◆ Stated task:
Copy out the data below line for line, with no changes, and omit the pictures from your answer.

◆ Data provided:
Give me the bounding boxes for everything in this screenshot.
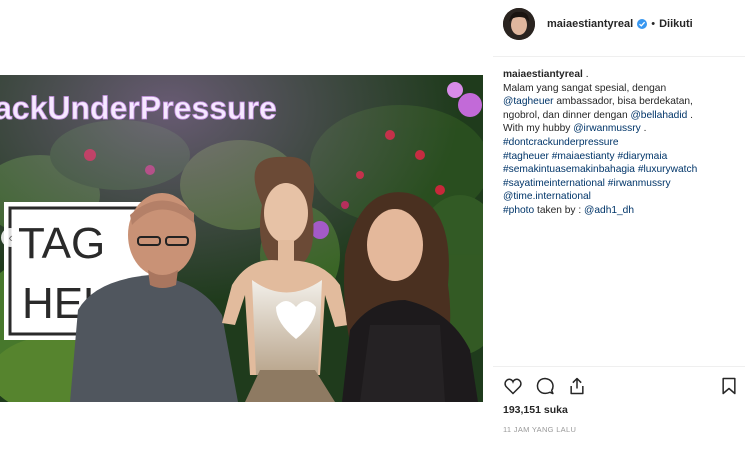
caption-text: taken by : — [534, 204, 585, 216]
caption-text: . — [585, 69, 589, 80]
caption-text: . — [687, 109, 693, 121]
avatar[interactable] — [503, 8, 535, 40]
caption-line: #sayatimeinternational #irwanmussry — [503, 177, 739, 191]
caption-mention-link[interactable]: @tagheuer — [503, 96, 554, 107]
caption-line: #dontcrackunderpressure — [503, 136, 739, 150]
caption-text: . — [640, 123, 647, 135]
caption-hashtag-link[interactable]: #dontcrackunderpressure — [503, 137, 619, 148]
caption-text: Malam yang sangat spesial, dengan — [503, 82, 667, 94]
svg-text:TAG: TAG — [18, 219, 105, 268]
caption-line: @time.international — [503, 190, 739, 204]
verified-badge-icon — [637, 19, 648, 29]
post-timestamp: 11 JAM YANG LALU — [503, 425, 577, 434]
heart-icon[interactable] — [503, 376, 523, 396]
neon-sign-text: ackUnderPressure — [0, 90, 277, 126]
post-photo-image: ackUnderPressure TAG HEU — [0, 75, 483, 402]
header-divider — [493, 56, 745, 57]
post-photo[interactable]: ackUnderPressure TAG HEU — [0, 75, 483, 402]
caption-line: #tagheuer #maiaestianty #diarymaia — [503, 150, 739, 164]
carousel-previous-button[interactable]: ‹ — [1, 228, 20, 247]
caption-hashtag-link[interactable]: #luxurywatch — [638, 164, 697, 175]
caption-line: maiaestiantyreal . — [503, 68, 739, 82]
caption-mention-link[interactable]: @bellahadid — [630, 110, 687, 121]
caption-hashtag-link[interactable]: #irwanmussry — [608, 178, 671, 189]
caption-hashtag-link[interactable]: #diarymaia — [617, 151, 667, 162]
caption-line: #photo taken by : @adh1_dh — [503, 204, 739, 218]
caption-line: Malam yang sangat spesial, dengan — [503, 82, 739, 96]
header-username[interactable]: maiaestiantyreal — [547, 18, 633, 30]
post-caption: maiaestiantyreal . Malam yang sangat spe… — [503, 68, 739, 218]
caption-line: @tagheuer ambassador, bisa berdekatan, — [503, 95, 739, 109]
follow-status-button[interactable]: Diikuti — [659, 18, 693, 30]
caption-line: ngobrol, dan dinner dengan @bellahadid . — [503, 109, 739, 123]
comment-icon[interactable] — [535, 376, 555, 396]
caption-text: ngobrol, dan dinner dengan — [503, 109, 631, 121]
caption-hashtag-link[interactable]: #semakintuasemakinbahagia — [503, 164, 635, 175]
chevron-left-icon: ‹ — [8, 230, 13, 245]
actions-divider — [493, 366, 745, 367]
caption-username[interactable]: maiaestiantyreal — [503, 69, 583, 80]
caption-hashtag-link[interactable]: #tagheuer — [503, 151, 549, 162]
caption-hashtag-link[interactable]: #sayatimeinternational — [503, 178, 605, 189]
bookmark-icon[interactable] — [719, 376, 739, 396]
post-header: maiaestiantyreal • Diikuti — [503, 8, 745, 40]
header-separator: • — [651, 18, 656, 30]
caption-mention-link[interactable]: @time.international — [503, 191, 591, 202]
caption-mention-link[interactable]: @irwanmussry — [573, 123, 641, 134]
caption-hashtag-link[interactable]: #maiaestianty — [552, 151, 615, 162]
caption-text: ambassador, bisa berdekatan, — [553, 96, 693, 108]
likes-count[interactable]: 193,151 suka — [503, 404, 568, 416]
caption-hashtag-link[interactable]: #photo — [503, 205, 534, 216]
post-actions — [503, 376, 739, 396]
share-icon[interactable] — [567, 376, 587, 396]
caption-text: With my hubby — [503, 123, 574, 135]
caption-line: With my hubby @irwanmussry . — [503, 122, 739, 136]
caption-line: #semakintuasemakinbahagia #luxurywatch — [503, 163, 739, 177]
caption-mention-link[interactable]: @adh1_dh — [584, 205, 634, 216]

◆ Task response:
Give me the bounding boxes for everything in this screenshot.
caption-text: taken by : — [534, 204, 585, 216]
caption-text: . — [585, 69, 589, 80]
caption-text: . — [687, 109, 693, 121]
avatar[interactable] — [503, 8, 535, 40]
caption-line: #sayatimeinternational #irwanmussry — [503, 177, 739, 191]
caption-mention-link[interactable]: @tagheuer — [503, 96, 554, 107]
caption-line: #dontcrackunderpressure — [503, 136, 739, 150]
caption-text: . — [640, 123, 647, 135]
caption-hashtag-link[interactable]: #dontcrackunderpressure — [503, 137, 619, 148]
caption-text: Malam yang sangat spesial, dengan — [503, 82, 667, 94]
svg-text:TAG: TAG — [18, 219, 105, 268]
caption-line: @time.international — [503, 190, 739, 204]
verified-badge-icon — [637, 19, 648, 29]
post-timestamp: 11 JAM YANG LALU — [503, 425, 577, 434]
heart-icon[interactable] — [503, 376, 523, 396]
neon-sign-text: ackUnderPressure — [0, 90, 277, 126]
post-photo-image: ackUnderPressure TAG HEU — [0, 75, 483, 402]
header-divider — [493, 56, 745, 57]
post-photo[interactable]: ackUnderPressure TAG HEU — [0, 75, 483, 402]
caption-line: #tagheuer #maiaestianty #diarymaia — [503, 150, 739, 164]
carousel-previous-button[interactable]: ‹ — [1, 228, 20, 247]
caption-hashtag-link[interactable]: #luxurywatch — [638, 164, 697, 175]
caption-line: maiaestiantyreal . — [503, 68, 739, 82]
caption-mention-link[interactable]: @bellahadid — [630, 110, 687, 121]
caption-hashtag-link[interactable]: #irwanmussry — [608, 178, 671, 189]
caption-hashtag-link[interactable]: #diarymaia — [617, 151, 667, 162]
caption-line: #photo taken by : @adh1_dh — [503, 204, 739, 218]
caption-line: Malam yang sangat spesial, dengan — [503, 82, 739, 96]
header-username[interactable]: maiaestiantyreal — [547, 18, 633, 30]
post-caption: maiaestiantyreal . Malam yang sangat spe… — [503, 68, 739, 218]
caption-line: @tagheuer ambassador, bisa berdekatan, — [503, 95, 739, 109]
follow-status-button[interactable]: Diikuti — [659, 18, 693, 30]
caption-line: ngobrol, dan dinner dengan @bellahadid . — [503, 109, 739, 123]
comment-icon[interactable] — [535, 376, 555, 396]
caption-text: ngobrol, dan dinner dengan — [503, 109, 631, 121]
caption-hashtag-link[interactable]: #semakintuasemakinbahagia — [503, 164, 635, 175]
chevron-left-icon: ‹ — [8, 230, 13, 245]
actions-divider — [493, 366, 745, 367]
caption-username[interactable]: maiaestiantyreal — [503, 69, 583, 80]
caption-hashtag-link[interactable]: #tagheuer — [503, 151, 549, 162]
caption-hashtag-link[interactable]: #sayatimeinternational — [503, 178, 605, 189]
bookmark-icon[interactable] — [719, 376, 739, 396]
post-header: maiaestiantyreal • Diikuti — [503, 8, 745, 40]
header-separator: • — [651, 18, 656, 30]
caption-mention-link[interactable]: @time.international — [503, 191, 591, 202]
caption-mention-link[interactable]: @irwanmussry — [573, 123, 641, 134]
caption-hashtag-link[interactable]: #maiaestianty — [552, 151, 615, 162]
caption-text: ambassador, bisa berdekatan, — [553, 96, 693, 108]
likes-count[interactable]: 193,151 suka — [503, 404, 568, 416]
caption-hashtag-link[interactable]: #photo — [503, 205, 534, 216]
post-actions — [503, 376, 739, 396]
share-icon[interactable] — [567, 376, 587, 396]
caption-text: With my hubby — [503, 123, 574, 135]
caption-line: With my hubby @irwanmussry . — [503, 122, 739, 136]
caption-line: #semakintuasemakinbahagia #luxurywatch — [503, 163, 739, 177]
caption-mention-link[interactable]: @adh1_dh — [584, 205, 634, 216]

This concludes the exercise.